▶ [WORK TO DO] Return each line containing the string "page".
— Begin INPUT DATA —
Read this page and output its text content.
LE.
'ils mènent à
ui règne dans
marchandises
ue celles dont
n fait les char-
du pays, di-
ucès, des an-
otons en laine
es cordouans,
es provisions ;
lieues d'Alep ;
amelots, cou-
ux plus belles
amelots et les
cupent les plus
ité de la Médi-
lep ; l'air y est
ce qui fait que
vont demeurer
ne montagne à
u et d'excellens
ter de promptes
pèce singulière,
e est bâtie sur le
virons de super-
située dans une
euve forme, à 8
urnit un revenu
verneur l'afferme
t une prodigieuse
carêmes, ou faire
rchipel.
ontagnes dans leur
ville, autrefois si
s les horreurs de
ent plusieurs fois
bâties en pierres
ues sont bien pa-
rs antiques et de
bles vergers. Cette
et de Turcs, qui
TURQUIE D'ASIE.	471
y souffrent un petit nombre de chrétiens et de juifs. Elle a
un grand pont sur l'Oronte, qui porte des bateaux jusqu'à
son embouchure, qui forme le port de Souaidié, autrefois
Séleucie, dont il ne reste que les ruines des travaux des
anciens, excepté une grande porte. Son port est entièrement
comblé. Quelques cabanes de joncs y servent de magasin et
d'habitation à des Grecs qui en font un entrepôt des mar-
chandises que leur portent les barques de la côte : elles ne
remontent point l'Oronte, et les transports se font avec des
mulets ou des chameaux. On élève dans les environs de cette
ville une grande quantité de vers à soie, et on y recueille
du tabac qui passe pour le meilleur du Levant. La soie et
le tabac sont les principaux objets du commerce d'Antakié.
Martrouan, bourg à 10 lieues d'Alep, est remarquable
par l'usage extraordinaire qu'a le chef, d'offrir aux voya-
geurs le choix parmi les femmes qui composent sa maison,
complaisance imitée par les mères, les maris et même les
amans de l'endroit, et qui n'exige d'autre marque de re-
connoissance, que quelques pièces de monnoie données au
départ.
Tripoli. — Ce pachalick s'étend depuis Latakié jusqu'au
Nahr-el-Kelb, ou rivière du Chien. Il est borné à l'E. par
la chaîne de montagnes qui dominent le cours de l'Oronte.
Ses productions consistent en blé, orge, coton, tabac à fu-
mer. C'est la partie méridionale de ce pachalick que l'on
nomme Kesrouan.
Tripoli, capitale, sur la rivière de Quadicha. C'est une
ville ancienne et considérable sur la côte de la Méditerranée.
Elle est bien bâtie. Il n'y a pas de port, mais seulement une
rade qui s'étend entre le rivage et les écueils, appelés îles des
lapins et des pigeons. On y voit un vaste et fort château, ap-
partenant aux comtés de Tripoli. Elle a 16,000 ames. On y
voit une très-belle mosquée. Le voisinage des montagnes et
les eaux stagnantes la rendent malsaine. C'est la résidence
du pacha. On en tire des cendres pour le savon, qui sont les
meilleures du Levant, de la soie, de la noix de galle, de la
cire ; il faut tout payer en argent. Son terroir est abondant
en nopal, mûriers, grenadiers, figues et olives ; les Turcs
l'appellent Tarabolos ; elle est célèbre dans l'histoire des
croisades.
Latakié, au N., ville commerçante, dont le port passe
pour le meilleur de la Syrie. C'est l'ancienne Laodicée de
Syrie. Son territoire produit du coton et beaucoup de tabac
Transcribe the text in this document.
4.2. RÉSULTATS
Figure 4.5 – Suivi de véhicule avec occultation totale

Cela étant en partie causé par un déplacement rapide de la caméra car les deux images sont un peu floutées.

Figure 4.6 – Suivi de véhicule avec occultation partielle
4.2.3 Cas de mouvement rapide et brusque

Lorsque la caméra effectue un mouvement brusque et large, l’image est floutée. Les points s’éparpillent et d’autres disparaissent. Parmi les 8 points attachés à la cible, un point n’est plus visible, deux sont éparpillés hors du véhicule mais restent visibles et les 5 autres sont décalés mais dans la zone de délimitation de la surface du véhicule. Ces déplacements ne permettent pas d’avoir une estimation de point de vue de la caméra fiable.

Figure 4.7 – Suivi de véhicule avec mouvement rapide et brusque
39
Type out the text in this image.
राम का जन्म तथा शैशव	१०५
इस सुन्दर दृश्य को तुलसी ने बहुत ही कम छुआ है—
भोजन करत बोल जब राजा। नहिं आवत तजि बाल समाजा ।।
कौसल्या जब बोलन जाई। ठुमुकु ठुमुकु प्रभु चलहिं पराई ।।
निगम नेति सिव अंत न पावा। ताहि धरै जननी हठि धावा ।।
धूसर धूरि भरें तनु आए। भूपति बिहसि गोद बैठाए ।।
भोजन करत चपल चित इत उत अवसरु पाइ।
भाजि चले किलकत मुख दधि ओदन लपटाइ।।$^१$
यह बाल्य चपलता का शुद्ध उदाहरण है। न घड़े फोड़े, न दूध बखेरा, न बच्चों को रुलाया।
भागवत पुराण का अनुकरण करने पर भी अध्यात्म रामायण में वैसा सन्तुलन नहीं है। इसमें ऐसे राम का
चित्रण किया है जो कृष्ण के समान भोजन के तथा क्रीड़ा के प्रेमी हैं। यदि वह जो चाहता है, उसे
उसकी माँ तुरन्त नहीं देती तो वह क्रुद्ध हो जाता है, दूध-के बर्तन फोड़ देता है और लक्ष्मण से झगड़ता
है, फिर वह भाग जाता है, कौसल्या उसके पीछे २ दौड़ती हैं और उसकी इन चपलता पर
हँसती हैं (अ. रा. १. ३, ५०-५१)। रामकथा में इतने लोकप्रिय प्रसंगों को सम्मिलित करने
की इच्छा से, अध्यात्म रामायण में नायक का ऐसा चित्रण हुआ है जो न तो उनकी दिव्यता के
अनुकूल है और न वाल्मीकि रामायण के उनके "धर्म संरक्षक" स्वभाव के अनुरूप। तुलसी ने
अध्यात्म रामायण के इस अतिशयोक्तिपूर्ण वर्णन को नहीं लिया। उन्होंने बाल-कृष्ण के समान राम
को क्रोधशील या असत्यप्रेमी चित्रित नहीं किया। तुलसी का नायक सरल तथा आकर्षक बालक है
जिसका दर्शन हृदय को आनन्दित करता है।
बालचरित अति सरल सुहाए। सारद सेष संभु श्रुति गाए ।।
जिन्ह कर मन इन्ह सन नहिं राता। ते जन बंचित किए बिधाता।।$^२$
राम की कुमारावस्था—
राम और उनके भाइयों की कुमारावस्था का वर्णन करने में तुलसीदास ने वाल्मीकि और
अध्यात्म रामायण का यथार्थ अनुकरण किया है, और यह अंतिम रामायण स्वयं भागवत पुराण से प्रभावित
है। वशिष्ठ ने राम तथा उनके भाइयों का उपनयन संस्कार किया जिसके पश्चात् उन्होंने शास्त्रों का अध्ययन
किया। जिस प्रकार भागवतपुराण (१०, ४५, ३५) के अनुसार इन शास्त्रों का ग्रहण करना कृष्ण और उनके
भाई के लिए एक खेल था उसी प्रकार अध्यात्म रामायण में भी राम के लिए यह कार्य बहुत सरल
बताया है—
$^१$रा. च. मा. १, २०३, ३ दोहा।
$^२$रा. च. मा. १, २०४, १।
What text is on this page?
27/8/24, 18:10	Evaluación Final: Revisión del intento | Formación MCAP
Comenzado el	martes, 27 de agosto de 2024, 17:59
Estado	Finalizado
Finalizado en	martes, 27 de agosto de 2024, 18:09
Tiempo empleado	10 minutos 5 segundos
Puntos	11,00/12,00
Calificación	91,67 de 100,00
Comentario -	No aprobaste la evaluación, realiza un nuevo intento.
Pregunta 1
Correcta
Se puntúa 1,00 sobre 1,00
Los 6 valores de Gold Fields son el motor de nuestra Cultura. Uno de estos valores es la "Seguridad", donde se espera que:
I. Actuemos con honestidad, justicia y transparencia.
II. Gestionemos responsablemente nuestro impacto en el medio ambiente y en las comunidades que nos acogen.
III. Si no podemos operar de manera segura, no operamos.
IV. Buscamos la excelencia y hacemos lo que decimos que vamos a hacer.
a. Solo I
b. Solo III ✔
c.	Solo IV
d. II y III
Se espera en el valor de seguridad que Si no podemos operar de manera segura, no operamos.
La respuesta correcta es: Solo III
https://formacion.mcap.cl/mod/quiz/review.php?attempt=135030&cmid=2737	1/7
— End INPUT DATA —
▶ [RESPONSE TO THIS EXERCISE]
Read this page and output its text content.
What text is on this page?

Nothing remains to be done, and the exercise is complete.